- WHAT TO DO -
Each line of the material must be repeated precisely, with the pictures left out.

- EXERCISE DATA -
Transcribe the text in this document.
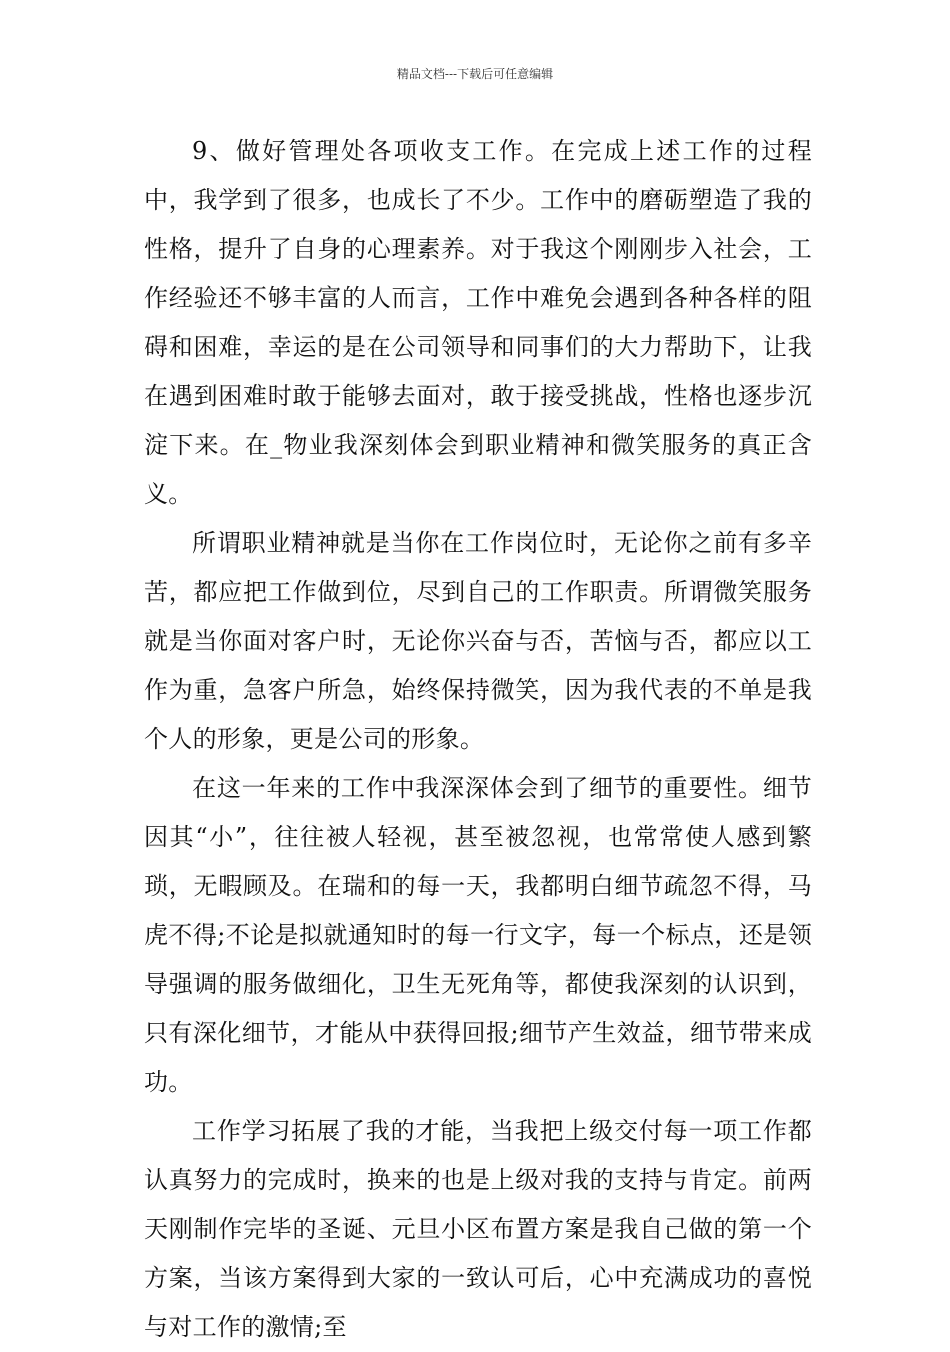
精品文档---下载后可任意编辑

9、做好管理处各项收支工作。在完成上述工作的过程中，我学到了很多，也成长了不少。工作中的磨砺塑造了我的性格，提升了自身的心理素养。对于我这个刚刚步入社会，工作经验还不够丰富的人而言，工作中难免会遇到各种各样的阻碍和困难，幸运的是在公司领导和同事们的大力帮助下，让我在遇到困难时敢于能够去面对，敢于接受挑战，性格也逐步沉淀下来。在_物业我深刻体会到职业精神和微笑服务的真正含义。

所谓职业精神就是当你在工作岗位时，无论你之前有多辛苦，都应把工作做到位，尽到自己的工作职责。所谓微笑服务就是当你面对客户时，无论你兴奋与否，苦恼与否，都应以工作为重，急客户所急，始终保持微笑，因为我代表的不单是我个人的形象，更是公司的形象。

在这一年来的工作中我深深体会到了细节的重要性。细节因其“小”，往往被人轻视，甚至被忽视，也常常使人感到繁琐，无暇顾及。在瑞和的每一天，我都明白细节疏忽不得，马虎不得;不论是拟就通知时的每一行文字，每一个标点，还是领导强调的服务做细化，卫生无死角等，都使我深刻的认识到，只有深化细节，才能从中获得回报;细节产生效益，细节带来成功。

工作学习拓展了我的才能，当我把上级交付每一项工作都认真努力的完成时，换来的也是上级对我的支持与肯定。前两天刚制作完毕的圣诞、元旦小区布置方案是我自己做的第一个方案，当该方案得到大家的一致认可后，心中充满成功的喜悦与对工作的激情;至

- RESPONSE -
Transcribe the text in this document.
精品文档---下载后可任意编辑

9、做好管理处各项收支工作。在完成上述工作的过程中，我学到了很多，也成长了不少。工作中的磨砺塑造了我的性格，提升了自身的心理素养。对于我这个刚刚步入社会，工作经验还不够丰富的人而言，工作中难免会遇到各种各样的阻碍和困难，幸运的是在公司领导和同事们的大力帮助下，让我在遇到困难时敢于能够去面对，敢于接受挑战，性格也逐步沉淀下来。在_物业我深刻体会到职业精神和微笑服务的真正含义。

所谓职业精神就是当你在工作岗位时，无论你之前有多辛苦，都应把工作做到位，尽到自己的工作职责。所谓微笑服务就是当你面对客户时，无论你兴奋与否，苦恼与否，都应以工作为重，急客户所急，始终保持微笑，因为我代表的不单是我个人的形象，更是公司的形象。

在这一年来的工作中我深深体会到了细节的重要性。细节因其“小”，往往被人轻视，甚至被忽视，也常常使人感到繁琐，无暇顾及。在瑞和的每一天，我都明白细节疏忽不得，马虎不得;不论是拟就通知时的每一行文字，每一个标点，还是领导强调的服务做细化，卫生无死角等，都使我深刻的认识到，只有深化细节，才能从中获得回报;细节产生效益，细节带来成功。

工作学习拓展了我的才能，当我把上级交付每一项工作都认真努力的完成时，换来的也是上级对我的支持与肯定。前两天刚制作完毕的圣诞、元旦小区布置方案是我自己做的第一个方案，当该方案得到大家的一致认可后，心中充满成功的喜悦与对工作的激情;至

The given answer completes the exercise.